** begin **
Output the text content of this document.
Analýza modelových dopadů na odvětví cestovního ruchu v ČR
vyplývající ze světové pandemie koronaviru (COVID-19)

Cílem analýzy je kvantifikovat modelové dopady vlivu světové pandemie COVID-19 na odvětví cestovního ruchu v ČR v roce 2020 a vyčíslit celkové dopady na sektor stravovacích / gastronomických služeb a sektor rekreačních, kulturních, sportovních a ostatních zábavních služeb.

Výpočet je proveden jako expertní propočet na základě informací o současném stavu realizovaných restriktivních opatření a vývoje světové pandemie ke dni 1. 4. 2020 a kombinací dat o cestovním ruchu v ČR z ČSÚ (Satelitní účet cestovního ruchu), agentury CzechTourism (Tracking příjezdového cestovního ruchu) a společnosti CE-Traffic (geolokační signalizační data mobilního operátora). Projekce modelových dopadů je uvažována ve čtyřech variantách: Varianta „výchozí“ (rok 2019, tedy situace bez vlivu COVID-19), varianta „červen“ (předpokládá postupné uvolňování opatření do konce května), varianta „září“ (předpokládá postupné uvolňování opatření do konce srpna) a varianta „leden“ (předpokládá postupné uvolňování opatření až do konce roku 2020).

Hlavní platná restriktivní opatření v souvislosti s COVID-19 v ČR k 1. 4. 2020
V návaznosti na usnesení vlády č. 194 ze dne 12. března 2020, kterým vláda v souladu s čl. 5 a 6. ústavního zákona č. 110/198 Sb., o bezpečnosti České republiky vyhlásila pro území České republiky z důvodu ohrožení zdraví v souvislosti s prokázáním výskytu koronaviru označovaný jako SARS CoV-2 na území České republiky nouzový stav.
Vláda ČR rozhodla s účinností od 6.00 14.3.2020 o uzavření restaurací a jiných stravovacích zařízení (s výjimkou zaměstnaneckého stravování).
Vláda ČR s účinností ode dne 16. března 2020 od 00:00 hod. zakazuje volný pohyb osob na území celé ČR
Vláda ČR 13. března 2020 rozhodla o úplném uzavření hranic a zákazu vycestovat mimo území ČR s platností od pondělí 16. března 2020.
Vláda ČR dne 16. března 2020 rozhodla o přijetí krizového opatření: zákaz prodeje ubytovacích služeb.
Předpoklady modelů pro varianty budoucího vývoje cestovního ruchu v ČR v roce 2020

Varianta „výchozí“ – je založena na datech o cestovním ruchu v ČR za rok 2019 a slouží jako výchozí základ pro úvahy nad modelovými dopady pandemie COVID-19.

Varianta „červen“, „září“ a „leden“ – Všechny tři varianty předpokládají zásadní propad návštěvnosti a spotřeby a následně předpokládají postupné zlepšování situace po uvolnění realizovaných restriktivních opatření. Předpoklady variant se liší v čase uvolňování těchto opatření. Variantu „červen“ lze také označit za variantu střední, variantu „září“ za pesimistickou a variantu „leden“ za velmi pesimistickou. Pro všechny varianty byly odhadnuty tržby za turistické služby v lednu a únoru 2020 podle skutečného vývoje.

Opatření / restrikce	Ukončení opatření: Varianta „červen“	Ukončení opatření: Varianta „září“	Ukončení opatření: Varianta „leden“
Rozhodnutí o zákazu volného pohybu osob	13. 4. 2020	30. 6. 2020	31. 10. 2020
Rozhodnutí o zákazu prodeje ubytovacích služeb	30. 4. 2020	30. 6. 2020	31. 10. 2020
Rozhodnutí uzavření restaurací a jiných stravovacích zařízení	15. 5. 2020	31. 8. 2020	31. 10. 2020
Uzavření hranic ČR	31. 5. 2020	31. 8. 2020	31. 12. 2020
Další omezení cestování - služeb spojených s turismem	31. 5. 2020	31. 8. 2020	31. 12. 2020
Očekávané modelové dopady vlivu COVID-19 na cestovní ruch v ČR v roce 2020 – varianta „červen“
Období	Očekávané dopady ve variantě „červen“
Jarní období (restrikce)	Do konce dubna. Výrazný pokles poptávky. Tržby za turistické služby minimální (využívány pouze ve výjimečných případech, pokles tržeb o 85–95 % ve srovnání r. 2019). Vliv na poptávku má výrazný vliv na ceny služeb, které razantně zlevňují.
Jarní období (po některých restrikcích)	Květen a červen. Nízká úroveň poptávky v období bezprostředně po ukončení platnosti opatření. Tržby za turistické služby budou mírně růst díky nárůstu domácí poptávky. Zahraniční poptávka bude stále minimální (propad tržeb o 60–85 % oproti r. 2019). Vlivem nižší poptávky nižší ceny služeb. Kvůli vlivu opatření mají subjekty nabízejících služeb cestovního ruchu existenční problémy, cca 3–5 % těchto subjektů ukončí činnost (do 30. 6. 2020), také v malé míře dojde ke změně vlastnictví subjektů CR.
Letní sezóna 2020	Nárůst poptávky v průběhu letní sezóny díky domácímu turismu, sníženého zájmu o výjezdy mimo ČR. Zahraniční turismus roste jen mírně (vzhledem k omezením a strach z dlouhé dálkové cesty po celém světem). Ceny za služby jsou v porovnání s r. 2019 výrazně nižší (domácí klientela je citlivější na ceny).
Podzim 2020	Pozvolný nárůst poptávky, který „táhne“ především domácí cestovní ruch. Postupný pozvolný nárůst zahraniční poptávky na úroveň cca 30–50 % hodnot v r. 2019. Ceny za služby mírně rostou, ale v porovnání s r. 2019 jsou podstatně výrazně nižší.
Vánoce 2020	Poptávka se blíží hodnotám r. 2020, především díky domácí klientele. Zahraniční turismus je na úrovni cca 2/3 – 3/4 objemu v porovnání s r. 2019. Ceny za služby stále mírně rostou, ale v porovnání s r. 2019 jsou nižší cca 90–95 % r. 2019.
** end **
▶ DIRECTIVE: Output the entries exactly.

▶ EXERCISE OUTPUT:
Output the text content of this document.
Analýza modelových dopadů na odvětví cestovního ruchu v ČR
vyplývající ze světové pandemie koronaviru (COVID-19)

Cílem analýzy je kvantifikovat modelové dopady vlivu světové pandemie COVID-19 na odvětví cestovního ruchu v ČR v roce 2020 a vyčíslit celkové dopady na sektor stravovacích / gastronomických služeb a sektor rekreačních, kulturních, sportovních a ostatních zábavních služeb.

Výpočet je proveden jako expertní propočet na základě informací o současném stavu realizovaných restriktivních opatření a vývoje světové pandemie ke dni 1. 4. 2020 a kombinací dat o cestovním ruchu v ČR z ČSÚ (Satelitní účet cestovního ruchu), agentury CzechTourism (Tracking příjezdového cestovního ruchu) a společnosti CE-Traffic (geolokační signalizační data mobilního operátora). Projekce modelových dopadů je uvažována ve čtyřech variantách: Varianta „výchozí“ (rok 2019, tedy situace bez vlivu COVID-19), varianta „červen“ (předpokládá postupné uvolňování opatření do konce května), varianta „září“ (předpokládá postupné uvolňování opatření do konce srpna) a varianta „leden“ (předpokládá postupné uvolňování opatření až do konce roku 2020).

Hlavní platná restriktivní opatření v souvislosti s COVID-19 v ČR k 1. 4. 2020
V návaznosti na usnesení vlády č. 194 ze dne 12. března 2020, kterým vláda v souladu s čl. 5 a 6. ústavního zákona č. 110/198 Sb., o bezpečnosti České republiky vyhlásila pro území České republiky z důvodu ohrožení zdraví v souvislosti s prokázáním výskytu koronaviru označovaný jako SARS CoV-2 na území České republiky nouzový stav.
Vláda ČR rozhodla s účinností od 6.00 14.3.2020 o uzavření restaurací a jiných stravovacích zařízení (s výjimkou zaměstnaneckého stravování).
Vláda ČR s účinností ode dne 16. března 2020 od 00:00 hod. zakazuje volný pohyb osob na území celé ČR
Vláda ČR 13. března 2020 rozhodla o úplném uzavření hranic a zákazu vycestovat mimo území ČR s platností od pondělí 16. března 2020.
Vláda ČR dne 16. března 2020 rozhodla o přijetí krizového opatření: zákaz prodeje ubytovacích služeb.
Předpoklady modelů pro varianty budoucího vývoje cestovního ruchu v ČR v roce 2020

Varianta „výchozí“ – je založena na datech o cestovním ruchu v ČR za rok 2019 a slouží jako výchozí základ pro úvahy nad modelovými dopady pandemie COVID-19.

Varianta „červen“, „září“ a „leden“ – Všechny tři varianty předpokládají zásadní propad návštěvnosti a spotřeby a následně předpokládají postupné zlepšování situace po uvolnění realizovaných restriktivních opatření. Předpoklady variant se liší v čase uvolňování těchto opatření. Variantu „červen“ lze také označit za variantu střední, variantu „září“ za pesimistickou a variantu „leden“ za velmi pesimistickou. Pro všechny varianty byly odhadnuty tržby za turistické služby v lednu a únoru 2020 podle skutečného vývoje.

Opatření / restrikce	Ukončení opatření: Varianta „červen“	Ukončení opatření: Varianta „září“	Ukončení opatření: Varianta „leden“
Rozhodnutí o zákazu volného pohybu osob	13. 4. 2020	30. 6. 2020	31. 10. 2020
Rozhodnutí o zákazu prodeje ubytovacích služeb	30. 4. 2020	30. 6. 2020	31. 10. 2020
Rozhodnutí uzavření restaurací a jiných stravovacích zařízení	15. 5. 2020	31. 8. 2020	31. 10. 2020
Uzavření hranic ČR	31. 5. 2020	31. 8. 2020	31. 12. 2020
Další omezení cestování - služeb spojených s turismem	31. 5. 2020	31. 8. 2020	31. 12. 2020
Očekávané modelové dopady vlivu COVID-19 na cestovní ruch v ČR v roce 2020 – varianta „červen“
Období	Očekávané dopady ve variantě „červen“
Jarní období (restrikce)	Do konce dubna. Výrazný pokles poptávky. Tržby za turistické služby minimální (využívány pouze ve výjimečných případech, pokles tržeb o 85–95 % ve srovnání r. 2019). Vliv na poptávku má výrazný vliv na ceny služeb, které razantně zlevňují.
Jarní období (po některých restrikcích)	Květen a červen. Nízká úroveň poptávky v období bezprostředně po ukončení platnosti opatření. Tržby za turistické služby budou mírně růst díky nárůstu domácí poptávky. Zahraniční poptávka bude stále minimální (propad tržeb o 60–85 % oproti r. 2019). Vlivem nižší poptávky nižší ceny služeb. Kvůli vlivu opatření mají subjekty nabízejících služeb cestovního ruchu existenční problémy, cca 3–5 % těchto subjektů ukončí činnost (do 30. 6. 2020), také v malé míře dojde ke změně vlastnictví subjektů CR.
Letní sezóna 2020	Nárůst poptávky v průběhu letní sezóny díky domácímu turismu, sníženého zájmu o výjezdy mimo ČR. Zahraniční turismus roste jen mírně (vzhledem k omezením a strach z dlouhé dálkové cesty po celém světem). Ceny za služby jsou v porovnání s r. 2019 výrazně nižší (domácí klientela je citlivější na ceny).
Podzim 2020	Pozvolný nárůst poptávky, který „táhne“ především domácí cestovní ruch. Postupný pozvolný nárůst zahraniční poptávky na úroveň cca 30–50 % hodnot v r. 2019. Ceny za služby mírně rostou, ale v porovnání s r. 2019 jsou podstatně výrazně nižší.
Vánoce 2020	Poptávka se blíží hodnotám r. 2020, především díky domácí klientele. Zahraniční turismus je na úrovni cca 2/3 – 3/4 objemu v porovnání s r. 2019. Ceny za služby stále mírně rostou, ale v porovnání s r. 2019 jsou nižší cca 90–95 % r. 2019.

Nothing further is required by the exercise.